## Tasks and exercises
a) Copy word for word the part of the excerpt on manhood and war that opens with the words "The violent-man-as-protector image" and closes with "dominance demand it.".
b) Write the next part of the excerpt on manhood and war, starting after its last sentence.

## Extract to read
Manhood and War
[The following is excerpted from The Gender Knot: Unraveling Our Patriarchal Legacy. For more information click here.]
A key defense of patriarchy invokes the mysteries of warfare as crucial to understanding the ‘natural’ gender order. As the argument goes, men must be aggressive and develop a capacity for violence in order to defend society and family. As Sam Keen puts it in his book, Fire in the Belly, sacrifice is at the center of men’s lives as they put the welfare of others above their own: “Most men went to war, shed blood, and sacrificed their lives with the conviction that it was the only way to defend those whom they loved. . . . [S]hort of a utopian world . . . someone must be prepared to take up arms and do battle with evil” (p. 47).
The violent-man-as-protector image is connected to patriarchy through the idea that men’s capacity for violence and aggression inevitably leads to male dominance over women, children, and property, since men must be more powerful than those they protect. “Men . . . must be manly,” anthropologist David Gilmore tells us in Manhood in the Making, because warfare demands it” (p.150). But it is no less reasonable to also argue that warfare exists because patriarchal manliness and its related structures of control and dominance demand it.

## Provided records

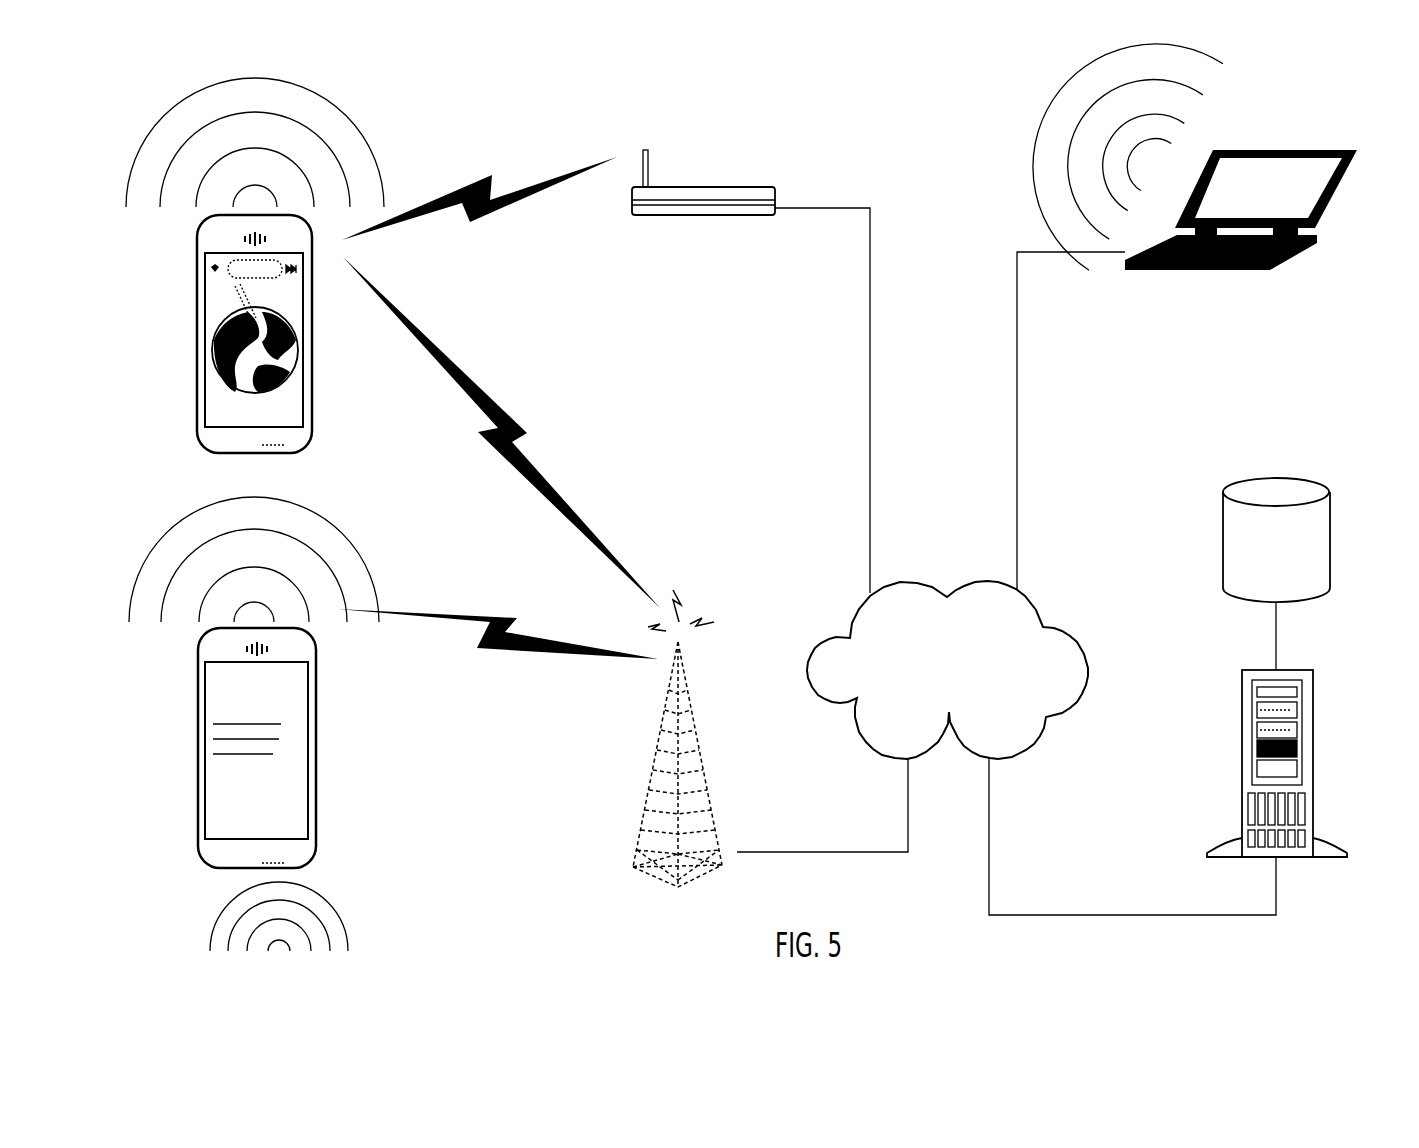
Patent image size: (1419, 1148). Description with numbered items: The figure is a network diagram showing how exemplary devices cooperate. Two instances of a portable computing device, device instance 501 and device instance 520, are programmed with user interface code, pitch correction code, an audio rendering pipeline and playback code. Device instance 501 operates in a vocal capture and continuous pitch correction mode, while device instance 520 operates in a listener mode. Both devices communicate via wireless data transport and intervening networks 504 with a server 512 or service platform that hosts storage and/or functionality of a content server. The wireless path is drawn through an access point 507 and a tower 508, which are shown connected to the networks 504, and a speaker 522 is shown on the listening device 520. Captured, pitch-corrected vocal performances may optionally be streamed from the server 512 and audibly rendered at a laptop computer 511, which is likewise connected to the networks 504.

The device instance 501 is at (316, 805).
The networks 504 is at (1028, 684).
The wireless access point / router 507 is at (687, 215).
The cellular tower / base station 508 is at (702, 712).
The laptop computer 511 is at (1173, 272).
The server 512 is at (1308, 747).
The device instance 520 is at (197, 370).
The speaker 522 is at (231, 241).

---

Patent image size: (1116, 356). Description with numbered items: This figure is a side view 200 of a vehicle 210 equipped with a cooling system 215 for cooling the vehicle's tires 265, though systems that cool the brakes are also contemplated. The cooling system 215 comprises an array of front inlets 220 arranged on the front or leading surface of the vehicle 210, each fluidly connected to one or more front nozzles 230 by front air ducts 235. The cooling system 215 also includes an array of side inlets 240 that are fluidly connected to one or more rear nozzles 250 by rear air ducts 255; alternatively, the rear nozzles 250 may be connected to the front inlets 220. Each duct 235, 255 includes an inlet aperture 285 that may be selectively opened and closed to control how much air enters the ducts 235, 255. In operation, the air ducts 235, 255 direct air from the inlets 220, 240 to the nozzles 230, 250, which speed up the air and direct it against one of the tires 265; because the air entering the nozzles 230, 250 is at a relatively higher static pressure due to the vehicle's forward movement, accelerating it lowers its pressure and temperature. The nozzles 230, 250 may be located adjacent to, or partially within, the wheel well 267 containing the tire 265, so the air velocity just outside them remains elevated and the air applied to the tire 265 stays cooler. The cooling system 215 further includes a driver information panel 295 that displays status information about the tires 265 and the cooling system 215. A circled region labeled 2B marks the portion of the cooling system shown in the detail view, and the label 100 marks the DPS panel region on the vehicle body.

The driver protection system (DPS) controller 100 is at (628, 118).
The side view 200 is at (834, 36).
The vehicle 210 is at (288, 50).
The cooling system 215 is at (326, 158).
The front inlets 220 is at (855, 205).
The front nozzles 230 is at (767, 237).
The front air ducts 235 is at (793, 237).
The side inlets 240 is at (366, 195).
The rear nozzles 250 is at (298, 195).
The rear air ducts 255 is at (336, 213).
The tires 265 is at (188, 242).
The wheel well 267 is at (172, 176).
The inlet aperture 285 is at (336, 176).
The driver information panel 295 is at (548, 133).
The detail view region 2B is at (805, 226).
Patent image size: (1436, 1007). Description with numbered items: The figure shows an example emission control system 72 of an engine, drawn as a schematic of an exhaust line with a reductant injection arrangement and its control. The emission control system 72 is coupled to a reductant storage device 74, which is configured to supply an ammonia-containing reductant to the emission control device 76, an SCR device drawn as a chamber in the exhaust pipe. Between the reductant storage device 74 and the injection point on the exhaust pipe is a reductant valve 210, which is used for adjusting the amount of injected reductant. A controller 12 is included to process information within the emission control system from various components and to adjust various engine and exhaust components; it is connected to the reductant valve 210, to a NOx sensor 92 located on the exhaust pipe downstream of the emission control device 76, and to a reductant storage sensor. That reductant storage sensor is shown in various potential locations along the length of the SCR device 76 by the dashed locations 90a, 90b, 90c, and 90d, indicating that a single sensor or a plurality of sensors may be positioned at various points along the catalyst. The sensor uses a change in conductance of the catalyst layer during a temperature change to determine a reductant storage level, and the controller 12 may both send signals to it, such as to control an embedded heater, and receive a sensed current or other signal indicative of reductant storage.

## Responses to the exercise
a)
The violent-man-as-protector image is connected to patriarchy through the idea that men’s capacity for violence and aggression inevitably leads to male dominance over women, children, and property, since men must be more powerful than those they protect. “Men . . . must be manly,” anthropologist David Gilmore tells us in Manhood in the Making, because warfare demands it” (p.150). But it is no less reasonable to also argue that warfare exists because patriarchal manliness and its related structures of control and dominance demand it.

b)
There are two major problems with using warfare to justify patriarchy and male dominance. First, the romantic images of warfare don’t fit much of what we know about actual men and war. The idea that men are motivated primarily by self-sacrifice doesn’t square with the high value patriarchal cultures place on male autonomy and freedom. According to Keen, autonomy and independence, not self-sacrifice for women and children, were a key to the patriarchal rebellion against goddess religions and men’s ‘servitude to nature.’ The warfare argument for patriarchy also fits poorly with the reality of warfare as most people actually experience it. I don’t know which wars Keen has in mind, but most that I can think of were fought for anything but defense of loved ones, and men in privileged racial and economic classes who presumably love their families as much as the next man have been all too willing to allow those less fortunate than they to serve in their place. Was it love that motivated the endless bloodshed of the Roman conquests, the slaughter of countless religious wars and crusades, the Napoleonic wars, the U.S. Civil War, or the two world wars? Was it to protect women and children that the United States ‘liberated’ the Philippines from the Spanish following the Spanish-American war and then brutally suppressed Philippine resistance to becoming a U.S. colony and gateway to Asian markets? Was it for the sake of hearth and home that U.S. soldiers went to Korea, Vietnam, Grenada, Panama, and Iraq, or Soviet troops to Afghanistan? Does love of family explain the ethnic slaughter in Eastern Europe and the brutality of civil wars from Cambodia to Somalia to El Salvador? Is the collective emotional rush that typically greets declarations of war and the itchy yen for glorious victory simply a joyous welcome for yet another opportunity for men to demonstrate their love for wife, children, and community and the fulfillment of their duty to protect?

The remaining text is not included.